§ Short problem:
Count the lines in the listing that contain the word "Index", and give only the number.

§ Source data:
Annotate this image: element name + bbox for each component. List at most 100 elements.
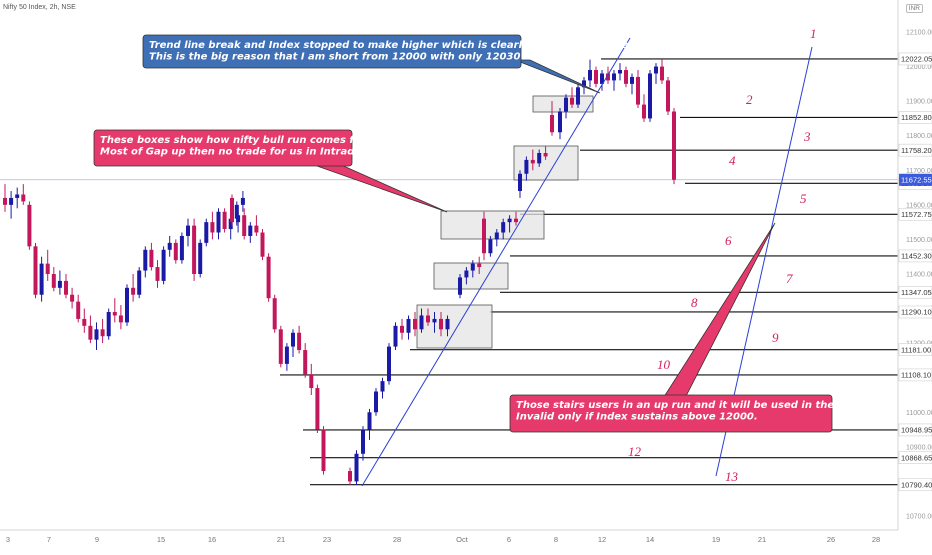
stair-number: 12 — [628, 444, 642, 459]
candle-body — [88, 325, 93, 340]
price-label: 10868.65 — [901, 453, 932, 462]
y-tick-label: 11500.00 — [906, 237, 932, 244]
candle-body — [458, 277, 462, 295]
candle-body — [45, 263, 50, 274]
candle-body — [507, 218, 512, 223]
candle-body — [240, 197, 245, 205]
candle-body — [666, 80, 670, 112]
stair-number: 6 — [725, 233, 732, 248]
candle-body — [303, 350, 308, 375]
x-tick-label: 23 — [323, 535, 331, 544]
stair-number: 5 — [800, 191, 807, 206]
last-price-label: 11672.55 — [901, 175, 932, 184]
callout-text: These boxes show how nifty bull run come… — [100, 135, 434, 146]
candle-body — [642, 104, 646, 119]
candle-body — [57, 280, 62, 288]
candle-body — [354, 453, 359, 482]
price-label-box — [898, 111, 932, 124]
x-tick-label: 19 — [712, 535, 720, 544]
candle-body — [482, 218, 486, 254]
x-tick-label: 15 — [157, 535, 165, 544]
candle-body — [70, 294, 75, 302]
y-tick-label: 10900.00 — [906, 444, 932, 451]
price-label: 11290.10 — [901, 308, 932, 317]
candle-body — [494, 232, 499, 240]
price-label-box — [898, 305, 932, 319]
x-tick-label: 7 — [47, 535, 51, 544]
candle-body — [315, 388, 320, 430]
currency-label: INR — [908, 5, 920, 12]
candle-body — [161, 249, 166, 281]
candle-body — [82, 318, 87, 326]
candle-body — [624, 70, 628, 84]
callouts: Trend line break and Index stopped to ma… — [93, 34, 932, 433]
candle-body — [636, 76, 640, 105]
price-label-box — [898, 423, 932, 437]
uptrend-line — [361, 37, 631, 487]
candle-body — [242, 215, 247, 236]
callout-box — [509, 394, 833, 433]
candle-body — [15, 194, 20, 198]
candle-body — [387, 346, 391, 382]
candle-body — [618, 70, 622, 74]
candle-body — [558, 111, 562, 133]
x-tick-label: 28 — [393, 535, 401, 544]
candle-body — [419, 315, 424, 330]
candle-body — [488, 239, 493, 254]
candle-body — [222, 211, 227, 230]
callout-text: Trend line break and Index stopped to ma… — [149, 40, 644, 51]
candle-body — [186, 225, 190, 236]
candle-body — [524, 159, 529, 174]
candle-body — [380, 381, 385, 392]
price-label: 11572.75 — [901, 210, 932, 219]
price-label: 11852.80 — [901, 113, 932, 122]
candle-body — [9, 197, 14, 205]
price-label-box — [898, 343, 932, 356]
y-tick-label: 11700.00 — [906, 168, 932, 175]
callout-text: Those stairs users in an up run and it w… — [516, 400, 932, 411]
currency-badge[interactable]: INR — [905, 4, 923, 13]
candle-body — [612, 73, 616, 81]
candle-body — [514, 218, 518, 223]
gap-box — [416, 304, 493, 349]
candle-body — [260, 232, 265, 257]
candle-body — [432, 318, 437, 323]
candle-body — [588, 70, 592, 81]
callout-box — [142, 34, 522, 69]
candle-body — [393, 325, 398, 347]
price-label-box — [898, 143, 932, 157]
x-tick-label: 21 — [277, 535, 285, 544]
candle-body — [125, 287, 129, 323]
candle-body — [248, 225, 253, 236]
candle-body — [570, 97, 574, 105]
y-tick-label: 11900.00 — [906, 99, 932, 106]
candle-body — [254, 225, 259, 233]
candle-body — [576, 87, 580, 105]
candle-body — [284, 346, 289, 364]
y-tick-label: 11400.00 — [906, 271, 932, 278]
candle-body — [100, 329, 105, 337]
candle-body — [76, 301, 81, 319]
x-tick-label: 8 — [554, 535, 558, 544]
candle-body — [297, 332, 302, 351]
price-label-box — [898, 368, 932, 382]
gap-boxes — [416, 95, 594, 349]
x-tick-label: 26 — [827, 535, 835, 544]
candle-body — [470, 263, 475, 271]
stair-number: 8 — [691, 295, 698, 310]
price-label-box — [898, 52, 932, 66]
candles — [3, 59, 676, 485]
candle-body — [348, 471, 352, 482]
candle-body — [143, 249, 148, 271]
callout-text: Invalid only if Index sustains above 120… — [516, 412, 758, 423]
candle-body — [367, 412, 372, 430]
callout-pointer — [299, 159, 448, 213]
candle-body — [94, 329, 99, 340]
candle-body — [210, 222, 215, 233]
price-label-box — [898, 249, 932, 263]
y-tick-label: 11600.00 — [906, 202, 932, 209]
price-label: 10790.40 — [901, 480, 932, 489]
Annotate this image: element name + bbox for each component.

§ Full response:
3